__Stored data entries__
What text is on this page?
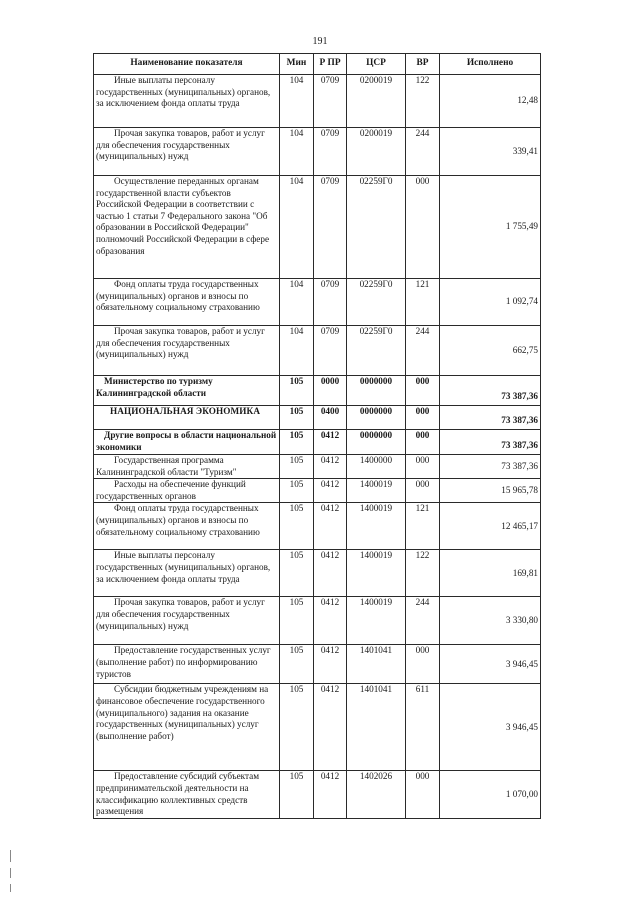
191
Наименование показателя	Мин	Р ПР	ЦСР	ВР	Исполнено

Иные выплаты персоналу государственных (муниципальных) органов, за исключением фонда оплаты труда	104	0709	0200019	122	12,48

Прочая закупка товаров, работ и услуг для обеспечения государственных (муниципальных) нужд	104	0709	0200019	244	339,41

Осуществление переданных органам государственной власти субъектов Российской Федерации в соответствии с частью 1 статьи 7 Федерального закона "Об образовании в Российской Федерации" полномочий Российской Федерации в сфере образования	104	0709	02259Г0	000	1 755,49

Фонд оплаты труда государственных (муниципальных) органов и взносы по обязательному социальному страхованию	104	0709	02259Г0	121	1 092,74

Прочая закупка товаров, работ и услуг для обеспечения государственных (муниципальных) нужд	104	0709	02259Г0	244	662,75

Министерство по туризму Калининградской области	105	0000	0000000	000	73 387,36

НАЦИОНАЛЬНАЯ ЭКОНОМИКА	105	0400	0000000	000	73 387,36

Другие вопросы в области национальной экономики	105	0412	0000000	000	73 387,36

Государственная программа Калининградской области "Туризм"	105	0412	1400000	000	73 387,36

Расходы на обеспечение функций государственных органов	105	0412	1400019	000	15 965,78

Фонд оплаты труда государственных (муниципальных) органов и взносы по обязательному социальному страхованию	105	0412	1400019	121	12 465,17

Иные выплаты персоналу государственных (муниципальных) органов, за исключением фонда оплаты труда	105	0412	1400019	122	169,81

Прочая закупка товаров, работ и услуг для обеспечения государственных (муниципальных) нужд	105	0412	1400019	244	3 330,80

Предоставление государственных услуг (выполнение работ) по информированию туристов	105	0412	1401041	000	3 946,45

Субсидии бюджетным учреждениям на финансовое обеспечение государственного (муниципального) задания на оказание государственных (муниципальных) услуг (выполнение работ)	105	0412	1401041	611	3 946,45

Предоставление субсидий субъектам предпринимательской деятельности на классификацию коллективных средств размещения	105	0412	1402026	000	1 070,00
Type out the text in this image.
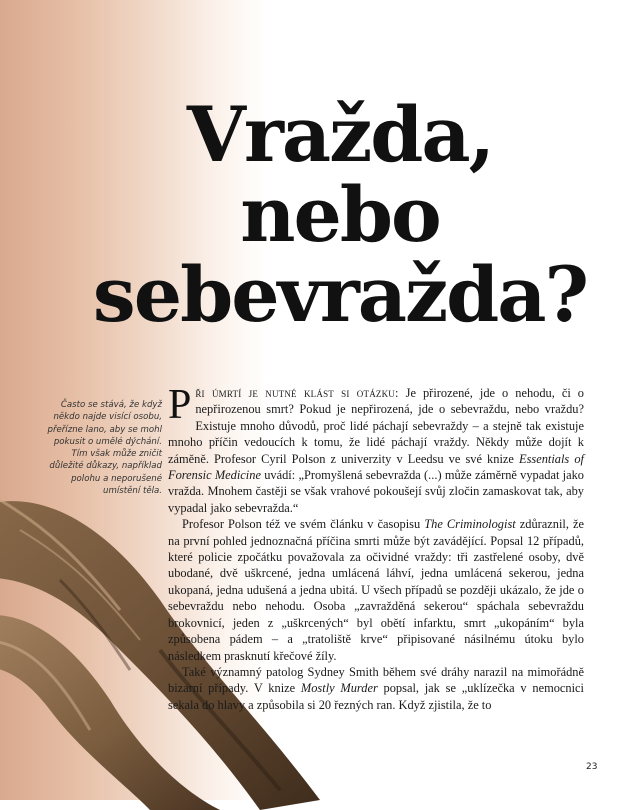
Vražda,
nebo
sebevražda?
Často se stává, že když někdo najde visící osobu, přeřízne lano, aby se mohl pokusit o umělé dýchání. Tím však může zničit důležité důkazy, například polohu a neporušené umístění těla.

Při úmrtí je nutné klást si otázku: Je přirozené, jde o nehodu, či o nepřirozenou smrt? Pokud je nepřirozená, jde o sebevraždu, nebo vraždu? Existuje mnoho důvodů, proč lidé páchají sebevraždy – a stejně tak existuje mnoho příčin vedoucích k tomu, že lidé páchají vraždy. Někdy může dojít k záměně. Profesor Cyril Polson z univerzity v Leedsu ve své knize Essentials of Forensic Medicine uvádí: „Promyšlená sebevražda (...) může záměrně vypadat jako vražda. Mnohem častěji se však vrahové pokoušejí svůj zločin zamaskovat tak, aby vypadal jako sebevražda.“

Profesor Polson též ve svém článku v časopisu The Criminologist zdůraznil, že na první pohled jednoznačná příčina smrti může být zavádějící. Popsal 12 případů, které policie zpočátku považovala za očividné vraždy: tři zastřelené osoby, dvě ubodané, dvě uškrcené, jedna umlácená láhví, jedna umlácená sekerou, jedna ukopaná, jedna udušená a jedna ubitá. U všech případů se později ukázalo, že jde o sebevraždu nebo nehodu. Osoba „zavražděná sekerou“ spáchala sebevraždu brokovnicí, jeden z „uškrcených“ byl obětí infarktu, smrt „ukopáním“ byla způsobena pádem – a „tratoliště krve“ připisované násilnému útoku bylo následkem prasknutí křečové žíly.

Také významný patolog Sydney Smith během své dráhy narazil na mimořádně bizarní případy. V knize Mostly Murder popsal, jak se „uklízečka v nemocnici sekala do hlavy a způsobila si 20 řezných ran. Když zjistila, že to

23
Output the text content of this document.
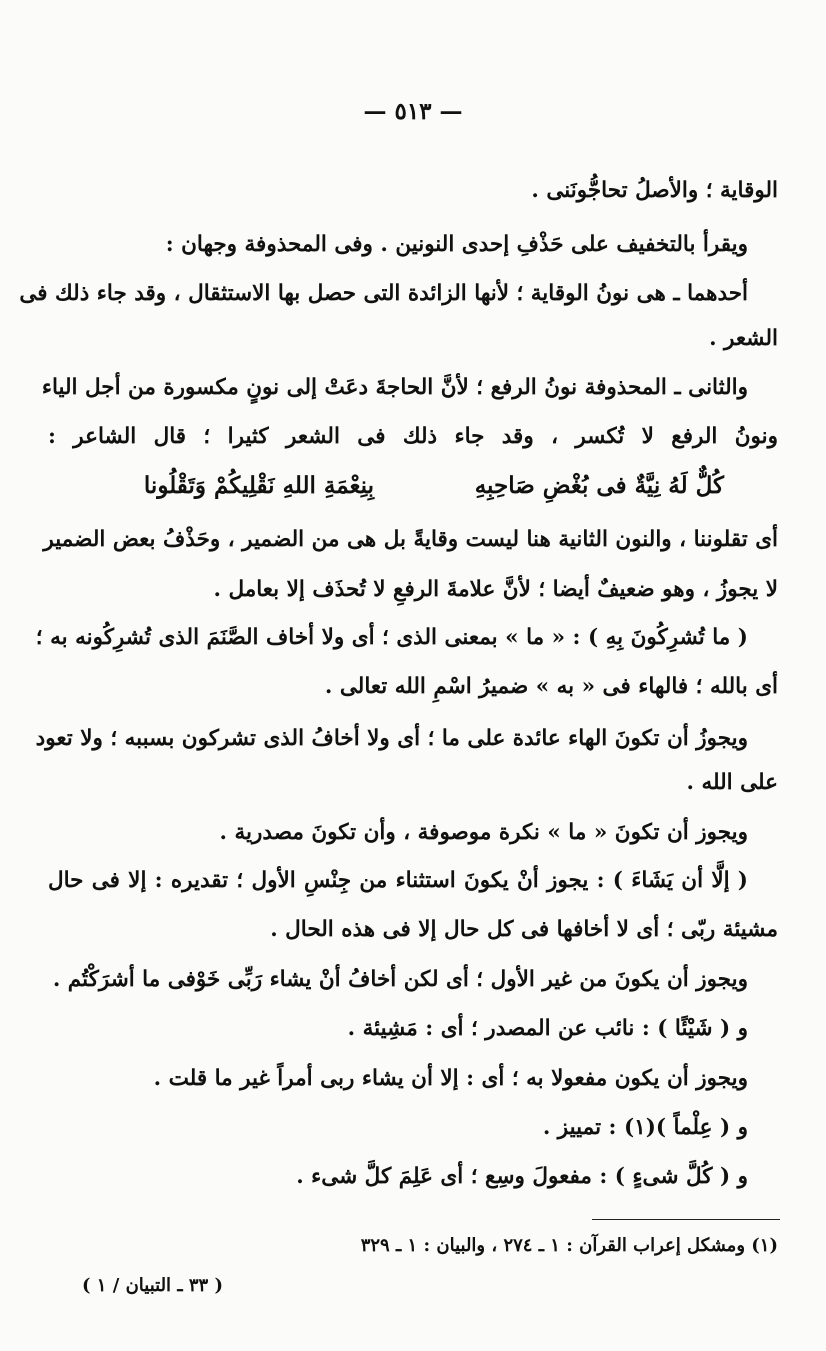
— ٥١٣ —
الوقاية ؛ والأصلُ تحاجُّونَنى .
ويقرأ بالتخفيف على حَذْفِ إحدى النونين . وفى المحذوفة وجهان :
أحدهما ـ هى نونُ الوقاية ؛ لأنها الزائدة التى حصل بها الاستثقال ، وقد جاء ذلك فى
الشعر .
والثانى ـ المحذوفة نونُ الرفع ؛ لأنَّ الحاجةَ دعَتْ إلى نونٍ مكسورة من أجل الياء
ونونُ الرفع لا تُكسر ، وقد جاء ذلك فى الشعر كثيرا ؛ قال الشاعر :
كُلٌّ لَهُ نِيَّةٌ فى بُغْضِ صَاحِبِهِ
بِنِعْمَةِ اللهِ نَقْلِيكُمْ وَتَقْلُونا
أى تقلوننا ، والنون الثانية هنا ليست وقايةً بل هى من الضمير ، وحَذْفُ بعض الضمير
لا يجوزُ ، وهو ضعيفٌ أيضا ؛ لأنَّ علامةَ الرفعِ لا تُحذَف إلا بعامل .
( ما تُشرِكُونَ بِهِ ) : « ما » بمعنى الذى ؛ أى ولا أخاف الصَّنَمَ الذى تُشرِكُونه به ؛
أى بالله ؛ فالهاء فى « به » ضميرُ اسْمِ الله تعالى .
ويجوزُ أن تكونَ الهاء عائدة على ما ؛ أى ولا أخافُ الذى تشركون بسببه ؛ ولا تعود
على الله .
ويجوز أن تكونَ « ما » نكرة موصوفة ، وأن تكونَ مصدرية .
( إلَّا أن يَشَاءَ ) : يجوز أنْ يكونَ استثناء من جِنْسِ الأول ؛ تقديره : إلا فى حال
مشيئة ربّى ؛ أى لا أخافها فى كل حال إلا فى هذه الحال .
ويجوز أن يكونَ من غير الأول ؛ أى لكن أخافُ أنْ يشاء رَبِّى خَوْفى ما أشرَكْتُم .
و ( شَيْئًا ) : نائب عن المصدر ؛ أى : مَشِيئة .
ويجوز أن يكون مفعولا به ؛ أى : إلا أن يشاء ربى أمراً غير ما قلت .
و ( عِلْماً )(١) : تمييز .
و ( كُلَّ شىءٍ ) : مفعولَ وسِع ؛ أى عَلِمَ كلَّ شىء .
(١) ومشكل إعراب القرآن : ١ ـ ٢٧٤ ، والبيان : ١ ـ ٣٢٩
( ٣٣ ـ التبيان / ١ )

__Task objective__
Copy every line of the data that holds the string "الشعر".

__Finished exercise__
الشعر .
ونونُ الرفع لا تُكسر ، وقد جاء ذلك فى الشعر كثيرا ؛ قال الشاعر :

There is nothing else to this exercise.